• [WORK INSTRUCTIONS]: Rewrite the lines from the first one through the line containing "barcode-bar bbox=[1172, 2090, 1176, 2218]", inclusive, replacing "isbn-text" with "isbn-label" and leaving everything else unchanged.

• [RECORDS FOR PROCESSING]:
______________________________

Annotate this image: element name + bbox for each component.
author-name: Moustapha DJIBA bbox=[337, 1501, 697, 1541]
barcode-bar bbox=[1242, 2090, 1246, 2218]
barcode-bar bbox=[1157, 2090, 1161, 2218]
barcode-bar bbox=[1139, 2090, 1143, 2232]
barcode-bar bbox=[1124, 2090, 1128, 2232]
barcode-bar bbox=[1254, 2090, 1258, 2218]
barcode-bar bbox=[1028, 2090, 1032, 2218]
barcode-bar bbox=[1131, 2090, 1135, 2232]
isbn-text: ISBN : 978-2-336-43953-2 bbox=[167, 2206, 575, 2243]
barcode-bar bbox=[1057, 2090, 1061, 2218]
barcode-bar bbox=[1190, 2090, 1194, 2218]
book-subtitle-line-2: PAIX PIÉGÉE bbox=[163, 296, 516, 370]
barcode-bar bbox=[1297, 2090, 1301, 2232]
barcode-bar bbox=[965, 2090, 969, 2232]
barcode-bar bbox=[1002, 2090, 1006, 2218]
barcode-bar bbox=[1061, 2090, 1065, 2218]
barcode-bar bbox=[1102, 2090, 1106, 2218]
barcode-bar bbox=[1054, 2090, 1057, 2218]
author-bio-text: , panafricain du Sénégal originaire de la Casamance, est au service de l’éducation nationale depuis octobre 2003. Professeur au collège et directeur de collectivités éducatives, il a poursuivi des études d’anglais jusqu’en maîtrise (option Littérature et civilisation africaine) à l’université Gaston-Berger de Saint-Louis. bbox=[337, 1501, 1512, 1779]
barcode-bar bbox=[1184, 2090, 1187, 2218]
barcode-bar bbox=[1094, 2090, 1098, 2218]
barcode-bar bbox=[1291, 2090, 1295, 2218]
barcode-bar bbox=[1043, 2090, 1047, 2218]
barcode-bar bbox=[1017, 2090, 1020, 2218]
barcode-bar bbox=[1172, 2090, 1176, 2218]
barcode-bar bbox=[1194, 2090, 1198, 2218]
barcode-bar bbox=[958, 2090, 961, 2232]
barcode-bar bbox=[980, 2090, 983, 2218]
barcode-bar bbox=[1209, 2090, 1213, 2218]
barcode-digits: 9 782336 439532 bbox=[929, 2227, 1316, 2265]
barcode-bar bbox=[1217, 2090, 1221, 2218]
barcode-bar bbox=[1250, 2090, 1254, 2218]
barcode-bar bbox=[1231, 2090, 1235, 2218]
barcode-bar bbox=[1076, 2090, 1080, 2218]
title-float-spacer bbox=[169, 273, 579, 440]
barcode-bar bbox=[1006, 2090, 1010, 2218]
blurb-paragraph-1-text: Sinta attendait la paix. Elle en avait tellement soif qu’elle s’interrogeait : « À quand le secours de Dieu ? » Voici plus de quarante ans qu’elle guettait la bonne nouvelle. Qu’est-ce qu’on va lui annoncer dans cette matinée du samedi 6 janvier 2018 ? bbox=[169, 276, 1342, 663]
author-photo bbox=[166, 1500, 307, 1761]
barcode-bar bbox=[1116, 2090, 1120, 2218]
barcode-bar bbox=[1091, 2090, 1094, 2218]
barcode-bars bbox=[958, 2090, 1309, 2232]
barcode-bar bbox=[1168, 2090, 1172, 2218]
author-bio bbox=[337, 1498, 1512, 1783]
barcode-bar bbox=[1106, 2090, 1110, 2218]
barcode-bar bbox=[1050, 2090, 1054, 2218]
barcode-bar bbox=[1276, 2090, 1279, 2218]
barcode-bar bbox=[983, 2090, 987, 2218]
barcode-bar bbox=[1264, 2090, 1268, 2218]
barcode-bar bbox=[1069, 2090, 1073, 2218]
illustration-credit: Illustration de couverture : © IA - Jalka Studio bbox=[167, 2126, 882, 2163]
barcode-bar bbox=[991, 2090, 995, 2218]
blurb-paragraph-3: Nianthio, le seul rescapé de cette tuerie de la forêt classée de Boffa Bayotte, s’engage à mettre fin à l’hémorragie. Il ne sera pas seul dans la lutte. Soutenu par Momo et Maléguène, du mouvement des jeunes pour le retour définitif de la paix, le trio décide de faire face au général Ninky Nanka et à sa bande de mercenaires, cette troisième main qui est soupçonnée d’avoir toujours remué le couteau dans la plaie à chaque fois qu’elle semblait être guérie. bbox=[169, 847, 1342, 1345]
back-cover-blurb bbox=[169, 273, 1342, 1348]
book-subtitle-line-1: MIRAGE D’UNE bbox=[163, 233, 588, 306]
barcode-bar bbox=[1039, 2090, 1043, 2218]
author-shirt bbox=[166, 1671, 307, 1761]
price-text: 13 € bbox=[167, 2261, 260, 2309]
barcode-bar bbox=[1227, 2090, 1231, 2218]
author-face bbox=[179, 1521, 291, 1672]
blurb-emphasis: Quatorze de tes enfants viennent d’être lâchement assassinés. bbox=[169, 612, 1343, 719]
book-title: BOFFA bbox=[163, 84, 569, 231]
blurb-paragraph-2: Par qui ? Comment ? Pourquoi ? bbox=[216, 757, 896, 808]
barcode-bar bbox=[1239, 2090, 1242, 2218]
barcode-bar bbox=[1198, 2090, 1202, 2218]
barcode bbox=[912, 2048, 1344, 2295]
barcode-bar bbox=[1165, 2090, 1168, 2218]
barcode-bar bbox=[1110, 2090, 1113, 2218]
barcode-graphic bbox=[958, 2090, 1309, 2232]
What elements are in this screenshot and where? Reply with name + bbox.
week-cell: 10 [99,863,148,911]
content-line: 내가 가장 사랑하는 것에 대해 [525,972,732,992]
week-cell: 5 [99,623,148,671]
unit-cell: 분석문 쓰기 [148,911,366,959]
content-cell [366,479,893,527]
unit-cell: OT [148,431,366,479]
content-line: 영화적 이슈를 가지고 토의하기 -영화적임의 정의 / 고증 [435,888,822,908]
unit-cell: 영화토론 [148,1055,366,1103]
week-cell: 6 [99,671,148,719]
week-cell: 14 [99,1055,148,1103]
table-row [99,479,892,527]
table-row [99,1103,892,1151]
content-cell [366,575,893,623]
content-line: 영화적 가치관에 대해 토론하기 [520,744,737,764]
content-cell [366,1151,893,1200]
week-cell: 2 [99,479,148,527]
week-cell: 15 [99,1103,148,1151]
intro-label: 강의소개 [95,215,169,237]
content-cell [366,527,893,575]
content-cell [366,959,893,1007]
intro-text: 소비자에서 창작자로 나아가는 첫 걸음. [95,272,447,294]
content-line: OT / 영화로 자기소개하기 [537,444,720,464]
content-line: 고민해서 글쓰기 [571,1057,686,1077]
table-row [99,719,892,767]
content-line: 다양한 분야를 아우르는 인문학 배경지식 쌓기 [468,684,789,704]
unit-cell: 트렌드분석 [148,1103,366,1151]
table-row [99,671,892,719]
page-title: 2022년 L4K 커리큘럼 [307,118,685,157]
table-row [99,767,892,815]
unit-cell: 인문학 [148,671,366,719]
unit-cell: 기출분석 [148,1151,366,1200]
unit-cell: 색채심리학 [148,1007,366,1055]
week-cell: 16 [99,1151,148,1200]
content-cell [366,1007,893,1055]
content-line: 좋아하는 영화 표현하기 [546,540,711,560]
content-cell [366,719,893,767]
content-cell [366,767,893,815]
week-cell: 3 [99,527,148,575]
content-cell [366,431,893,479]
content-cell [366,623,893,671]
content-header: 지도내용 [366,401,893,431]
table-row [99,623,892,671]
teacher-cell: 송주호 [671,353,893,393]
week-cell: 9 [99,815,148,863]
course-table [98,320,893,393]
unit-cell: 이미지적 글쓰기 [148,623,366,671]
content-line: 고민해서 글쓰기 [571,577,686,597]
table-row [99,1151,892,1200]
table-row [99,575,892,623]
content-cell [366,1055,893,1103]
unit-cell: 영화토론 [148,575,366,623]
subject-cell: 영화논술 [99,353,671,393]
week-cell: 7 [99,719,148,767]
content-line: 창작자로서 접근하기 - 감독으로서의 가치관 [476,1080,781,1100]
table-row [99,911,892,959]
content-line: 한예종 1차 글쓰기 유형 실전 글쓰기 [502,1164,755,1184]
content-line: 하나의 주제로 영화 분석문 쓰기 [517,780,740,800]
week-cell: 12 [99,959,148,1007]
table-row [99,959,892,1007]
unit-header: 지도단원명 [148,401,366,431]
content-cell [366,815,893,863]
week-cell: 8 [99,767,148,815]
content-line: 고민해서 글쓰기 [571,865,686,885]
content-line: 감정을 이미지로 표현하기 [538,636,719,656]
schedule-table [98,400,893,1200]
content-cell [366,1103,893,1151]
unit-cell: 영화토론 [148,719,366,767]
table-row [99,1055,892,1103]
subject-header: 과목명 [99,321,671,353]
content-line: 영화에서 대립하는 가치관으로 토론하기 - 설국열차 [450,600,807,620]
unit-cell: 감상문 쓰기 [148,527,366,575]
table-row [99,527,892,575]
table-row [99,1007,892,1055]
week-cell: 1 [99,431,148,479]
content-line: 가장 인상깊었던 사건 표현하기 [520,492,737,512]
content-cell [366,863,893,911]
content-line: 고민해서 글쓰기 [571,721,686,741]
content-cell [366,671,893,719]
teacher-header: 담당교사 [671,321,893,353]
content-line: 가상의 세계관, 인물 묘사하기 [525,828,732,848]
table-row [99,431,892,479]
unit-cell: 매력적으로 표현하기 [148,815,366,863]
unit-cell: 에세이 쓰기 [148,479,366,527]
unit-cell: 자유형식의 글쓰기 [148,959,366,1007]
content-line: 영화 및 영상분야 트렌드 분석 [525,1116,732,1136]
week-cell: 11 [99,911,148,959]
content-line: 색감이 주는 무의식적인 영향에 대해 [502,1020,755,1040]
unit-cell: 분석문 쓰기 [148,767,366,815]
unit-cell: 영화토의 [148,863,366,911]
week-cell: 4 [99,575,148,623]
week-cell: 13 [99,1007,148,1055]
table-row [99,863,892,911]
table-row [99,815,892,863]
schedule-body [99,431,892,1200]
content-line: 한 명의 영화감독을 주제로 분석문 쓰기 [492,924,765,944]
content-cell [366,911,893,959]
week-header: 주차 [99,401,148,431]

______________________________

• [SOLUTION]:
Annotate this image: element name + bbox for each component.
author-name: Moustapha DJIBA bbox=[337, 1501, 697, 1541]
barcode-bar bbox=[1242, 2090, 1246, 2218]
barcode-bar bbox=[1157, 2090, 1161, 2218]
barcode-bar bbox=[1139, 2090, 1143, 2232]
barcode-bar bbox=[1124, 2090, 1128, 2232]
barcode-bar bbox=[1254, 2090, 1258, 2218]
barcode-bar bbox=[1028, 2090, 1032, 2218]
barcode-bar bbox=[1131, 2090, 1135, 2232]
isbn-label: ISBN : 978-2-336-43953-2 bbox=[167, 2206, 575, 2243]
barcode-bar bbox=[1057, 2090, 1061, 2218]
barcode-bar bbox=[1190, 2090, 1194, 2218]
book-subtitle-line-2: PAIX PIÉGÉE bbox=[163, 296, 516, 370]
barcode-bar bbox=[1297, 2090, 1301, 2232]
barcode-bar bbox=[965, 2090, 969, 2232]
barcode-bar bbox=[1002, 2090, 1006, 2218]
barcode-bar bbox=[1061, 2090, 1065, 2218]
barcode-bar bbox=[1102, 2090, 1106, 2218]
barcode-bar bbox=[1054, 2090, 1057, 2218]
author-bio-text: , panafricain du Sénégal originaire de la Casamance, est au service de l’éducation nationale depuis octobre 2003. Professeur au collège et directeur de collectivités éducatives, il a poursuivi des études d’anglais jusqu’en maîtrise (option Littérature et civilisation africaine) à l’université Gaston-Berger de Saint-Louis. bbox=[337, 1501, 1512, 1779]
barcode-bar bbox=[1184, 2090, 1187, 2218]
barcode-bar bbox=[1094, 2090, 1098, 2218]
barcode-bar bbox=[1291, 2090, 1295, 2218]
barcode-bar bbox=[1043, 2090, 1047, 2218]
barcode-bar bbox=[1017, 2090, 1020, 2218]
barcode-bar bbox=[1172, 2090, 1176, 2218]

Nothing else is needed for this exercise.